Problem to solve - Every entry below must be repeated exactly; skip the pictures.

Exercise materials -
......

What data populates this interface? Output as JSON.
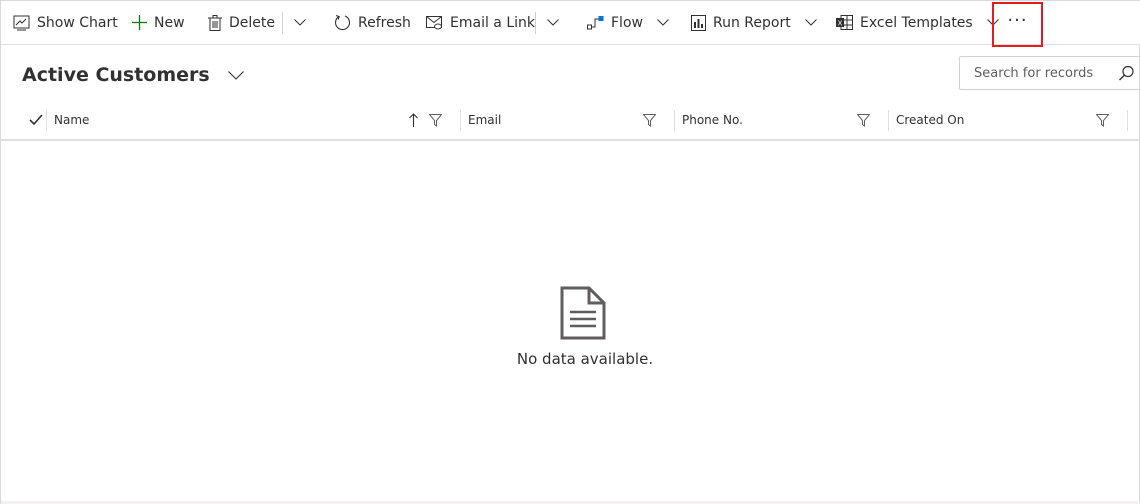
{
  "command_bar": {
    "show_chart": "Show Chart",
    "new": "New",
    "delete": "Delete",
    "refresh": "Refresh",
    "email_link": "Email a Link",
    "flow": "Flow",
    "run_report": "Run Report",
    "excel_templates": "Excel Templates",
    "more": "···"
  },
  "view": {
    "title": "Active Customers"
  },
  "search": {
    "placeholder": "Search for records"
  },
  "grid": {
    "columns": [
      {
        "label": "Name"
      },
      {
        "label": "Email"
      },
      {
        "label": "Phone No."
      },
      {
        "label": "Created On"
      }
    ],
    "rows": []
  },
  "empty_state": {
    "message": "No data available."
  },
  "colors": {
    "accent": "#0078d4",
    "text": "#323130",
    "highlight": "#e31b23",
    "divider": "#e1dfdd"
  },
  "icons": {
    "show_chart": "chart-icon",
    "new": "plus-icon",
    "delete": "trash-icon",
    "refresh": "refresh-icon",
    "email_link": "email-link-icon",
    "flow": "flow-icon",
    "run_report": "report-icon",
    "excel_templates": "excel-icon",
    "search": "search-icon",
    "empty": "document-icon"
  }
}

......

Answer below -
What data populates this interface? Output as JSON.
{
  "command_bar": {
    "show_chart": "Show Chart",
    "new": "New",
    "delete": "Delete",
    "refresh": "Refresh",
    "email_link": "Email a Link",
    "flow": "Flow",
    "run_report": "Run Report",
    "excel_templates": "Excel Templates",
    "more": "···"
  },
  "view": {
    "title": "Active Customers"
  },
  "search": {
    "placeholder": "Search for records"
  },
  "grid": {
    "columns": [
      {
        "label": "Name"
      },
      {
        "label": "Email"
      },
      {
        "label": "Phone No."
      },
      {
        "label": "Created On"
      }
    ],
    "rows": []
  },
  "empty_state": {
    "message": "No data available."
  },
  "colors": {
    "accent": "#0078d4",
    "text": "#323130",
    "highlight": "#e31b23",
    "divider": "#e1dfdd"
  },
  "icons": {
    "show_chart": "chart-icon",
    "new": "plus-icon",
    "delete": "trash-icon",
    "refresh": "refresh-icon",
    "email_link": "email-link-icon",
    "flow": "flow-icon",
    "run_report": "report-icon",
    "excel_templates": "excel-icon",
    "search": "search-icon",
    "empty": "document-icon"
  }
}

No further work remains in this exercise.